Count the lines below that contain the string "burguesa", matching case exactly, and reply with only the number.

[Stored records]

↓

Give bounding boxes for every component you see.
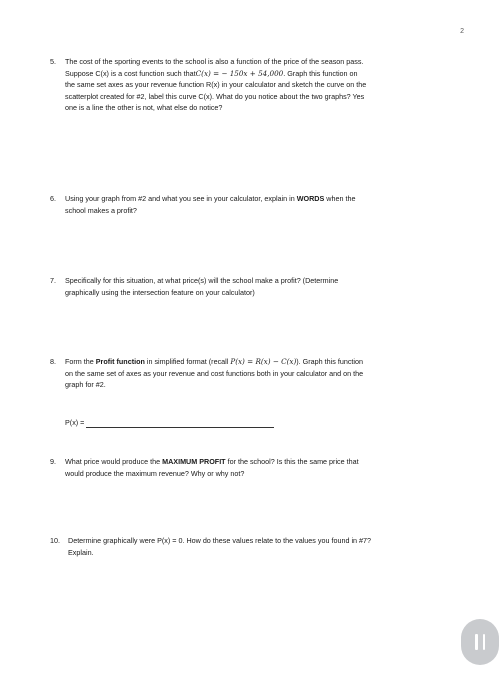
text-line: The cost of the sporting events to the school is also a function of the price of the season pass. <box>65 57 364 66</box>
question-8 <box>50 356 460 428</box>
question-number: 5. <box>50 57 56 66</box>
emphasis: WORDS <box>296 194 325 203</box>
text-line: would produce the maximum revenue? Why or why not? <box>65 468 245 478</box>
text-span: Suppose C(x) is a cost function such that <box>65 68 196 78</box>
cost-function-equation: C(x) = − 150x + 54,000 <box>195 68 284 78</box>
text-span: in simplified format (recall <box>146 357 229 366</box>
text-line: school makes a profit? <box>65 205 137 215</box>
question-text <box>65 356 460 391</box>
page-number: 2 <box>460 28 464 35</box>
question-number: 6. <box>50 194 56 203</box>
question-6 <box>50 193 460 216</box>
handle-bar <box>475 634 478 650</box>
question-text <box>65 456 460 479</box>
question-number: 9. <box>50 457 56 466</box>
text-line: scatterplot created for #2, label this curve C(x). What do you notice about the two graphs? Yes <box>65 91 365 101</box>
text-span: Form the <box>65 357 94 366</box>
text-line: Specifically for this situation, at what price(s) will the school make a profit? (Determine <box>65 276 339 285</box>
question-number: 8. <box>50 357 56 366</box>
emphasis: Profit function <box>95 357 145 366</box>
answer-label: P(x) = <box>65 417 85 427</box>
profit-answer-line[interactable] <box>65 417 460 429</box>
text-line: Explain. <box>68 547 94 557</box>
question-10 <box>50 535 460 558</box>
text-line <box>65 356 460 368</box>
profit-function-equation: P(x) = R(x) − C(x) <box>230 357 297 366</box>
text-line: on the same set of axes as your revenue and cost functions both in your calculator and on the <box>65 368 364 378</box>
question-9 <box>50 456 460 479</box>
question-text <box>65 275 460 298</box>
text-line <box>65 68 460 80</box>
question-text <box>65 193 460 216</box>
text-span: Using your graph from #2 and what you see in your calculator, explain in <box>65 194 295 203</box>
emphasis: MAXIMUM PROFIT <box>162 457 226 466</box>
text-span: ). Graph this function <box>296 357 363 366</box>
text-line <box>65 193 460 205</box>
question-text <box>65 56 460 114</box>
text-span: What price would produce the <box>65 457 161 466</box>
text-line: one is a line the other is not, what else do notice? <box>65 103 223 112</box>
text-line: graphically using the intersection feature on your calculator) <box>65 287 255 297</box>
scroll-handle-icon[interactable] <box>461 619 499 665</box>
text-line: the same set axes as your revenue function R(x) in your calculator and sketch the curve on the <box>65 80 367 89</box>
text-line: Determine graphically were P(x) = 0. How do these values relate to the values you found in #7? <box>68 536 372 545</box>
question-number: 7. <box>50 276 56 285</box>
answer-blank[interactable] <box>86 419 274 428</box>
text-span: when the <box>326 194 356 203</box>
text-line <box>65 456 460 468</box>
question-number: 10. <box>50 536 60 545</box>
handle-bar <box>483 634 486 650</box>
question-5 <box>50 56 460 114</box>
question-text <box>68 535 460 558</box>
text-span: . Graph this function on <box>283 68 358 78</box>
text-line: graph for #2. <box>65 380 106 389</box>
text-span: for the school? Is this the same price that <box>227 457 359 466</box>
question-7 <box>50 275 460 298</box>
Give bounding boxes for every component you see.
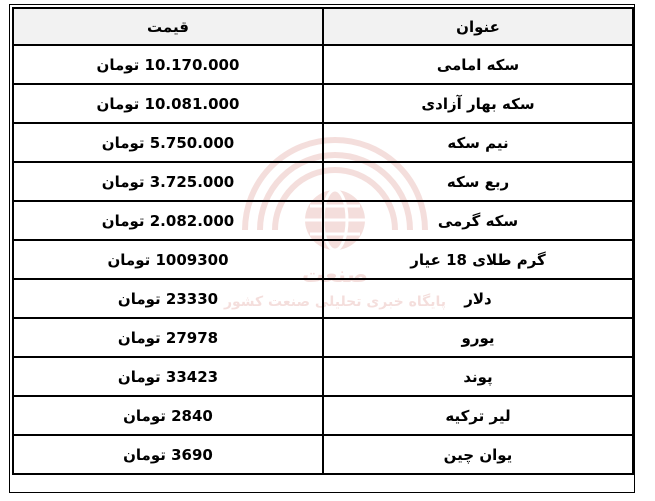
row-title: لیر ترکیه <box>323 396 633 435</box>
table-row <box>13 45 633 84</box>
table-row <box>13 84 633 123</box>
table-row <box>13 123 633 162</box>
row-price: 2.082.000 تومان <box>13 201 323 240</box>
watermark-line1: صنعت <box>302 263 368 288</box>
row-title: یوان چین <box>323 435 633 474</box>
row-price: 2840 تومان <box>13 396 323 435</box>
row-title: دلار <box>323 279 633 318</box>
header-price: قیمت <box>13 8 323 45</box>
row-price: 5.750.000 تومان <box>13 123 323 162</box>
price-table <box>12 7 634 475</box>
header-title: عنوان <box>323 8 633 45</box>
row-title: سکه بهار آزادی <box>323 84 633 123</box>
table-row <box>13 162 633 201</box>
row-price: 23330 تومان <box>13 279 323 318</box>
row-price: 3690 تومان <box>13 435 323 474</box>
row-title: یورو <box>323 318 633 357</box>
watermark-line2: پایگاه خبری تحلیلی صنعت کشور <box>223 294 447 310</box>
table-row <box>13 201 633 240</box>
table-header-row <box>13 8 633 45</box>
row-price: 10.170.000 تومان <box>13 45 323 84</box>
table-row <box>13 318 633 357</box>
row-title: پوند <box>323 357 633 396</box>
row-title: سکه گرمی <box>323 201 633 240</box>
row-price: 27978 تومان <box>13 318 323 357</box>
row-price: 33423 تومان <box>13 357 323 396</box>
table-row <box>13 357 633 396</box>
table-row <box>13 279 633 318</box>
row-title: سکه امامی <box>323 45 633 84</box>
row-title: گرم طلای 18 عیار <box>323 240 633 279</box>
row-price: 3.725.000 تومان <box>13 162 323 201</box>
table-row <box>13 435 633 474</box>
row-title: نیم سکه <box>323 123 633 162</box>
row-price: 1009300 تومان <box>13 240 323 279</box>
table-row <box>13 240 633 279</box>
row-title: ربع سکه <box>323 162 633 201</box>
row-price: 10.081.000 تومان <box>13 84 323 123</box>
table-row <box>13 396 633 435</box>
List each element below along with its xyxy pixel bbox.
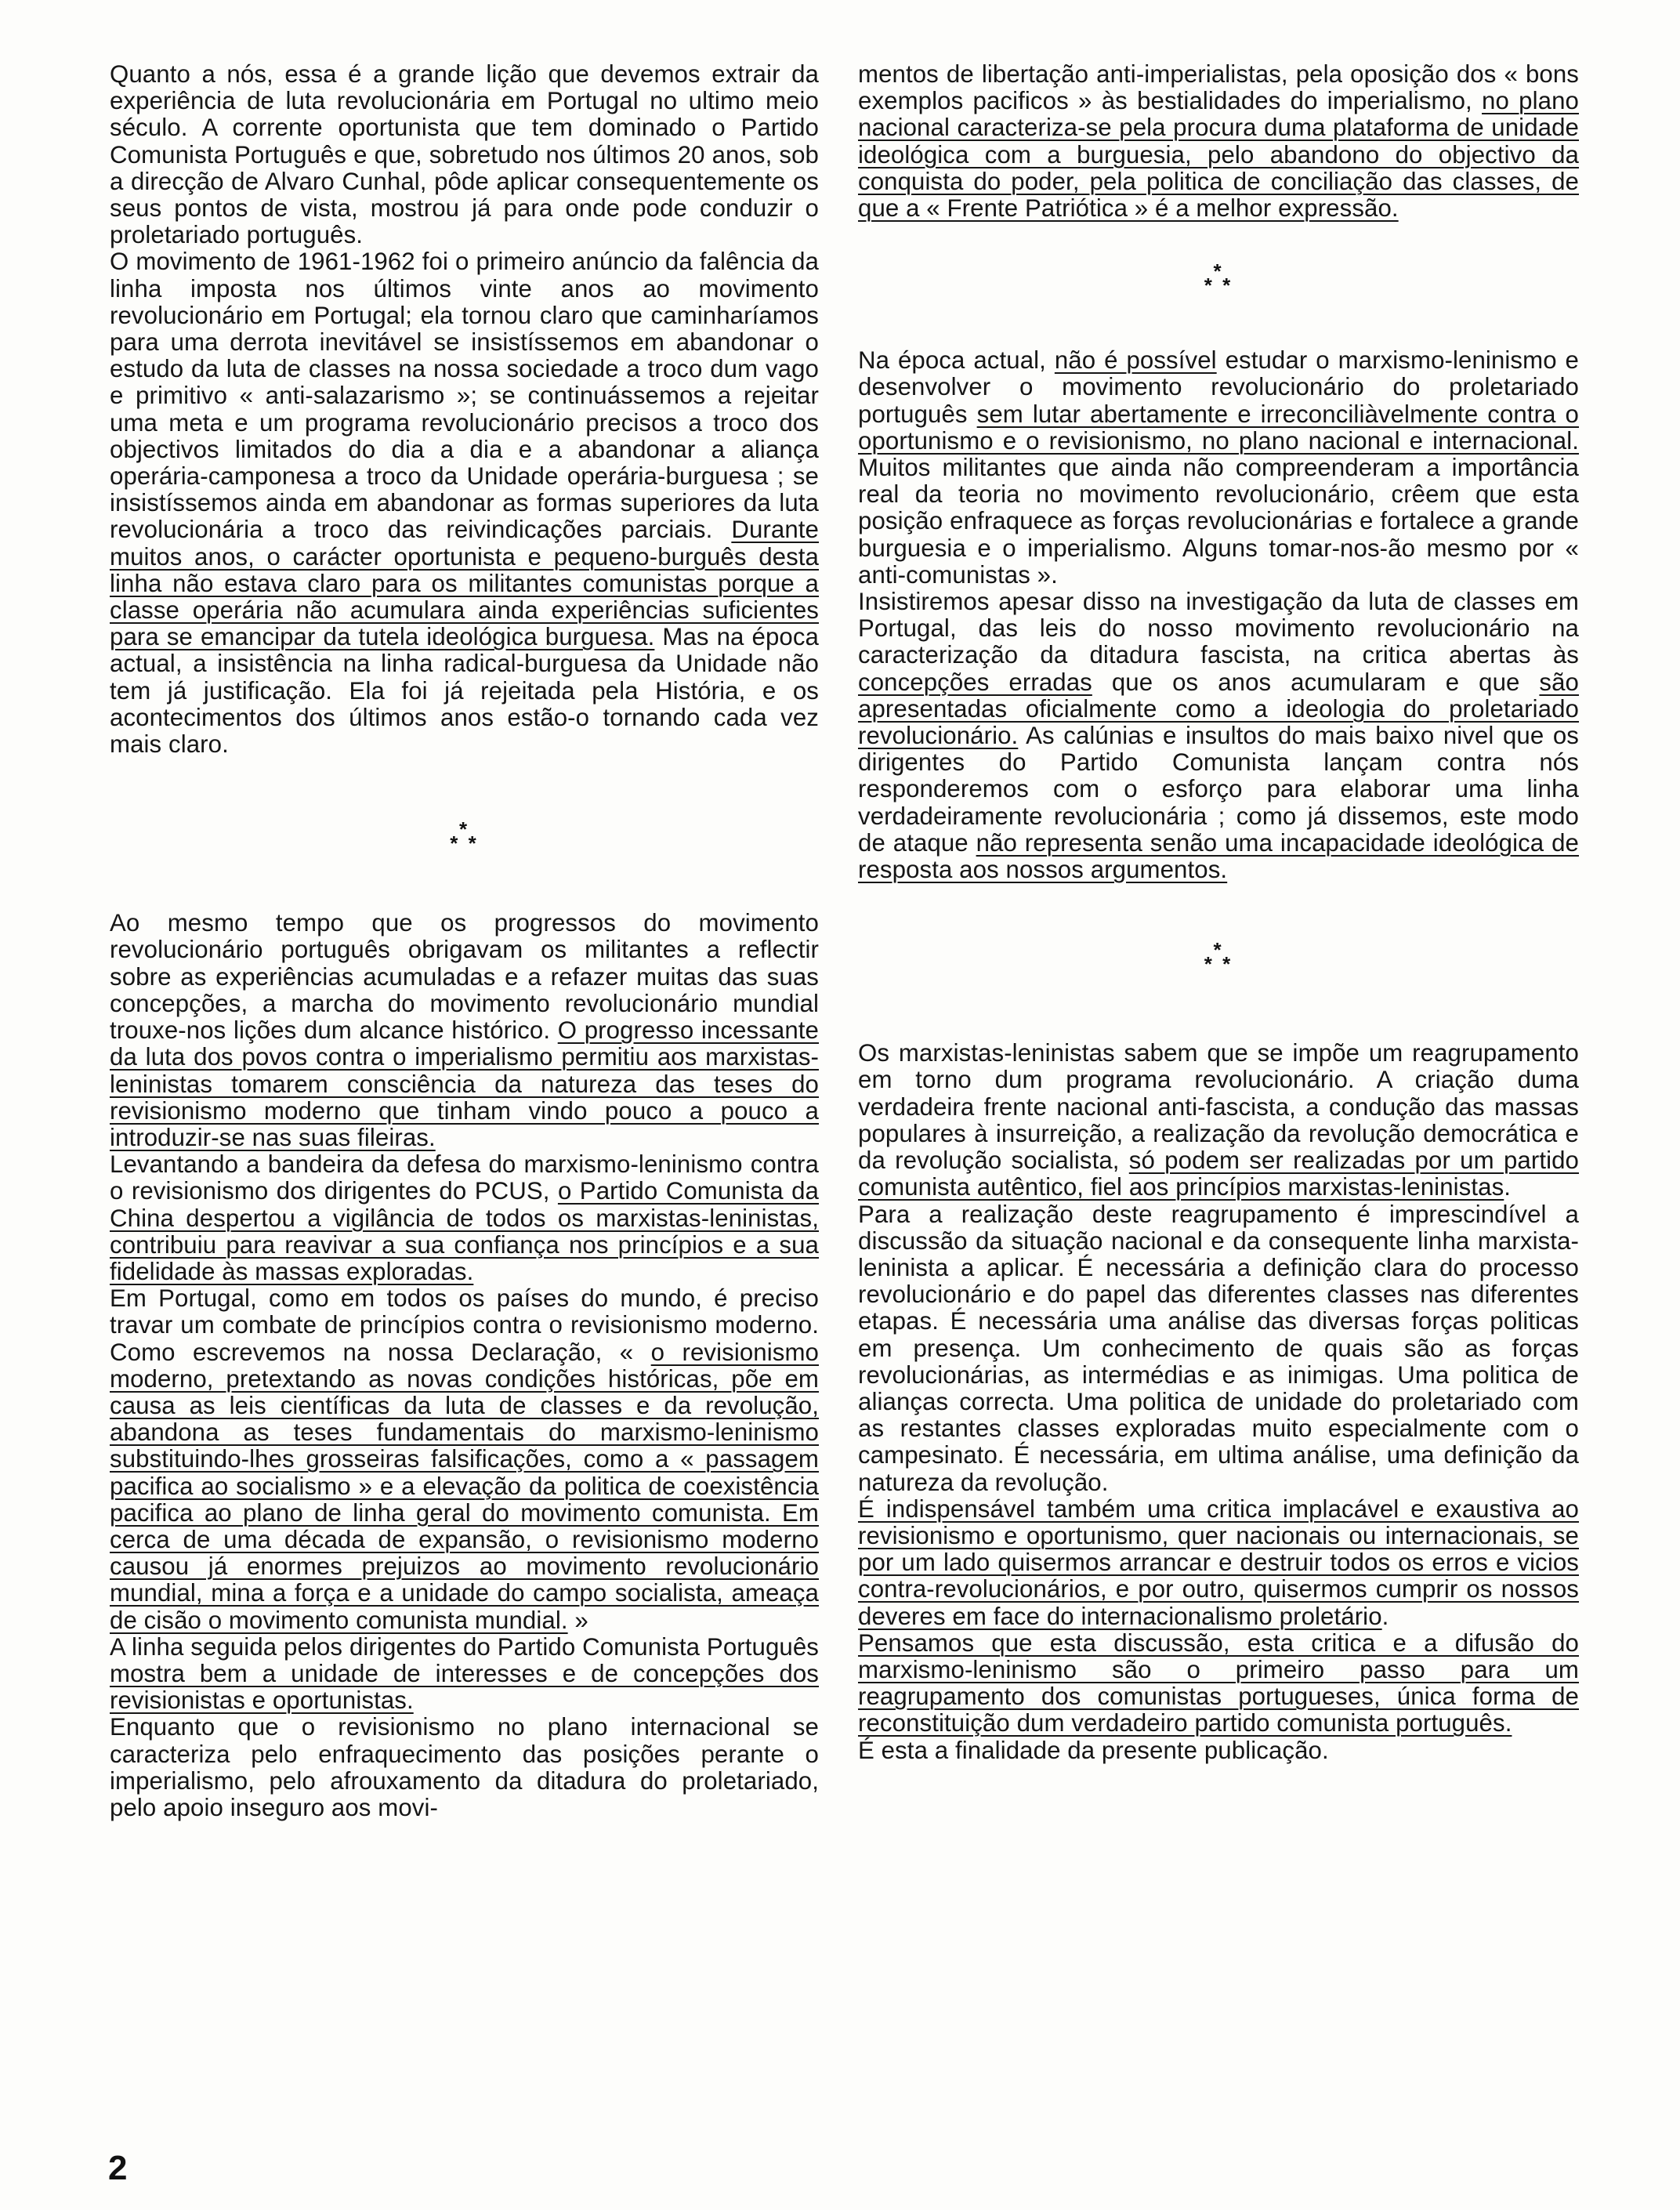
section-separator: * * * [1204,259,1233,298]
paragraph-mentos: mentos de libertação anti-imperialistas, pela oposição dos « bons exemplos pacificos » às bestialidades do imperialismo, no plano nacional caracteriza-se pela procura duma plataforma de unidade ideológica com a burguesia, pelo abandono do objectivo da conquista do poder, pela politica de conciliação das classes, de que a « Frente Patriótica » é a melhor expressão. [858,60,1579,223]
underlined-passage: não representa senão uma incapacidade ideológica de resposta aos nossos argumentos. [858,828,1579,884]
paragraph-declaracao: Em Portugal, como em todos os países do mundo, é preciso travar um combate de princípios contra o revisionismo moderno. Como escrevemos na nossa Declaração, « o revisionismo moderno, pretextando as novas condições históricas, põe em causa as leis científicas da luta de classes e da revolução, abandona as teses fundamentais do marxismo-leninismo substituindo-lhes grosseiras falsificações, como a « passagem pacifica ao socialismo » e a elevação da politica de coexistência pacifica ao plano de linha geral do movimento comunista. Em cerca de uma década de expansão, o revisionismo moderno causou já enormes prejuizos ao movimento revolucionário mundial, mina a força e a unidade do campo socialista, ameaça de cisão o movimento comunista mundial. » [110,1284,819,1634]
underlined-passage: são apresentadas oficialmente como a ideologia do proletariado revolucionário. [858,668,1580,750]
underlined-passage: Durante muitos anos, o carácter oportunista e pequeno-burguês desta linha não estava claro para os militantes comunistas porque a classe operária não acumulara ainda experiências suficientes para se emancipar da tutela ideológica burguesa. [110,516,819,651]
paragraph-enquanto: Enquanto que o revisionismo no plano internacional se caracteriza pelo enfraquecimento das posições perante o imperialismo, pelo afrouxamento da ditadura do proletariado, pelo apoio inseguro aos movi- [110,1713,819,1821]
page-number: 2 [108,2149,128,2187]
paragraph-realizacao: Para a realização deste reagrupamento é imprescindível a discussão da situação nacional e da consequente linha marxista-leninista a aplicar. É necessária a definição clara do processo revolucionário e do papel das diferentes classes nas diferentes etapas. É necessária uma análise das diversas forças politicas em presença. Um conhecimento de quais são as forças revolucionárias, as intermédias e as inimigas. Uma politica de alianças correcta. Uma politica de unidade do proletariado com as restantes classes exploradas muito especialmente com o campesinato. É necessária, em ultima análise, uma definição da natureza da revolução. [858,1200,1579,1496]
paragraph-epoca-actual: Na época actual, não é possível estudar o marxismo-leninismo e desenvolver o movimento revolucionário do proletariado português sem lutar abertamente e irreconciliàvelmente contra o oportunismo e o revisionismo, no plano nacional e internacional. Muitos militantes que ainda não compreenderam a importância real da teoria no movimento revolucionário, crêem que esta posição enfraquece as forças revolucionárias e fortalece a grande burguesia e o imperialismo. Alguns tomar-nos-ão mesmo por « anti-comunistas ». [858,346,1579,589]
paragraph-bandeira: Levantando a bandeira da defesa do marxismo-leninismo contra o revisionismo dos dirigentes do PCUS, o Partido Comunista da China despertou a vigilância de todos os marxistas-leninistas, contribuiu para reavivar a sua confiança nos princípios e a sua fidelidade às massas exploradas. [110,1150,819,1285]
paragraph-indispensavel: É indispensável também uma critica implacável e exaustiva ao revisionismo e oportunismo, quer nacionais ou internacionais, se por um lado quisermos arrancar e destruir todos os erros e vicios contra-revolucionários, e por outro, quisermos cumprir os nossos deveres em face do internacionalismo proletário. [858,1494,1579,1630]
paragraph-movimento-1961: O movimento de 1961-1962 foi o primeiro anúncio da falência da linha imposta nos últimos vinte anos ao movimento revolucionário em Portugal; ela tornou claro que caminharíamos para uma derrota inevitável se insistíssemos em abandonar o estudo da luta de classes na nossa sociedade a troco dum vago e primitivo « anti-salazarismo »; se continuássemos a rejeitar uma meta e um programa revolucionário precisos a troco dos objectivos limitados do dia a dia e a abandonar a aliança operária-camponesa a troco da Unidade operária-burguesa ; se insistíssemos ainda em abandonar as formas superiores da luta revolucionária a troco das reivindicações parciais. Durante muitos anos, o carácter oportunista e pequeno-burguês desta linha não estava claro para os militantes comunistas porque a classe operária não acumulara ainda experiências suficientes para se emancipar da tutela ideológica burguesa. Mas na época actual, a insistência na linha radical-burguesa da Unidade não tem já justificação. Ela foi já rejeitada pela História, e os acontecimentos dos últimos anos estão-o tornando cada vez mais claro. [110,248,819,759]
underlined-passage: o revisionismo moderno, pretextando as novas condições históricas, põe em causa as leis científicas da luta de classes e da revolução, abandona as teses fundamentais do marxismo-leninismo substituindo-lhes grosseiras falsificações, como a « passagem pacifica ao socialismo » e a elevação da politica de coexistência pacifica ao plano de linha geral do movimento comunista. Em cerca de uma década de expansão, o revisionismo moderno causou já enormes prejuizos ao movimento revolucionário mundial, mina a força e a unidade do campo socialista, ameaça de cisão o movimento comunista mundial. [110,1338,819,1634]
underlined-passage: sem lutar abertamente e irreconciliàvelmente contra o oportunismo e o revisionismo, no plano nacional e internacional. [858,400,1579,455]
paragraph-finalidade: É esta a finalidade da presente publicação. [858,1736,1329,1764]
paragraph-linha-seguida: A linha seguida pelos dirigentes do Partido Comunista Português mostra bem a unidade de interesses e de concepções dos revisionistas e oportunistas. [110,1632,819,1715]
underlined-passage: só podem ser realizadas por um partido comunista autêntico, fiel aos princípios marxistas-leninistas [858,1147,1579,1201]
paragraph-pensamos [858,1630,1579,1737]
underlined-passage: É indispensável também uma critica implacável e exaustiva ao revisionismo e oportunismo, quer nacionais ou internacionais, se por um lado quisermos arrancar e destruir todos os erros e vicios contra-revolucionários, e por outro, quisermos cumprir os nossos deveres em face do internacionalismo proletário [858,1494,1579,1630]
underlined-passage: no plano nacional caracteriza-se pela procura duma plataforma de unidade ideológica com a burguesia, pelo abandono do objectivo da conquista do poder, pela politica de conciliação das classes, de que a « Frente Patriótica » é a melhor expressão. [858,87,1579,223]
underlined-passage: não é possível [1054,346,1217,375]
section-separator: * * * [450,817,479,856]
paragraph-insistiremos: Insistiremos apesar disso na investigação da luta de classes em Portugal, das leis do nosso movimento revolucionário na caracterização da ditadura fascista, na critica abertas às concepções erradas que os anos acumularam e que são apresentadas oficialmente como a ideologia do proletariado revolucionário. As calúnias e insultos do mais baixo nivel que os dirigentes do Partido Comunista lançam contra nós responderemos com o esforço para elaborar uma linha verdadeiramente revolucionária ; como já dissemos, este modo de ataque não representa senão uma incapacidade ideológica de resposta aos nossos argumentos. [858,588,1580,884]
section-separator: * * * [1204,938,1233,976]
paragraph-progressos: Ao mesmo tempo que os progressos do movimento revolucionário português obrigavam os militantes a reflectir sobre as experiências acumuladas e a refazer muitas das suas concepções, a marcha do movimento revolucionário mundial trouxe-nos lições dum alcance histórico. O progresso incessante da luta dos povos contra o imperialismo permitiu aos marxistas-leninistas tomarem consciência da natureza das teses do revisionismo moderno que tinham vindo pouco a pouco a introduzir-se nas suas fileiras. [110,909,819,1151]
paragraph-licao: Quanto a nós, essa é a grande lição que devemos extrair da experiência de luta revolucionária em Portugal no ultimo meio século. A corrente oportunista que tem dominado o Partido Comunista Português e que, sobretudo nos últimos 20 anos, sob a direcção de Alvaro Cunhal, pôde aplicar consequentemente os seus pontos de vista, mostrou já para onde pode conduzir o proletariado português. [110,60,819,249]
right-column [858,61,1579,1764]
paragraph-reagrupamento: Os marxistas-leninistas sabem que se impõe um reagrupamento em torno dum programa revolucionário. A criação duma verdadeira frente nacional anti-fascista, a condução das massas populares à insurreição, a realização da revolução democrática e da revolução socialista, só podem ser realizadas por um partido comunista autêntico, fiel aos princípios marxistas-leninistas. [858,1039,1579,1201]
underlined-passage: O progresso incessante da luta dos povos contra o imperialismo permitiu aos marxistas-leninistas tomarem consciência da natureza das teses do revisionismo moderno que tinham vindo pouco a pouco a introduzir-se nas suas fileiras. [110,1016,819,1151]
underlined-passage: o Partido Comunista da China despertou a vigilância de todos os marxistas-leninistas, contribuiu para reavivar a sua confiança nos princípios e a sua fidelidade às massas exploradas. [110,1177,819,1285]
underlined-passage: concepções erradas [858,668,1092,696]
underlined-passage: mostra bem a unidade de interesses e de concepções dos revisionistas e oportunistas. [110,1659,819,1715]
underlined-passage: Pensamos que esta discussão, esta critica e a difusão do marxismo-leninismo são o primeiro passo para um reagrupamento dos comunistas portugueses, única forma de reconstituição dum verdadeiro partido comunista português. [858,1629,1579,1737]
left-column [110,61,819,1821]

↑

__Solution__. 2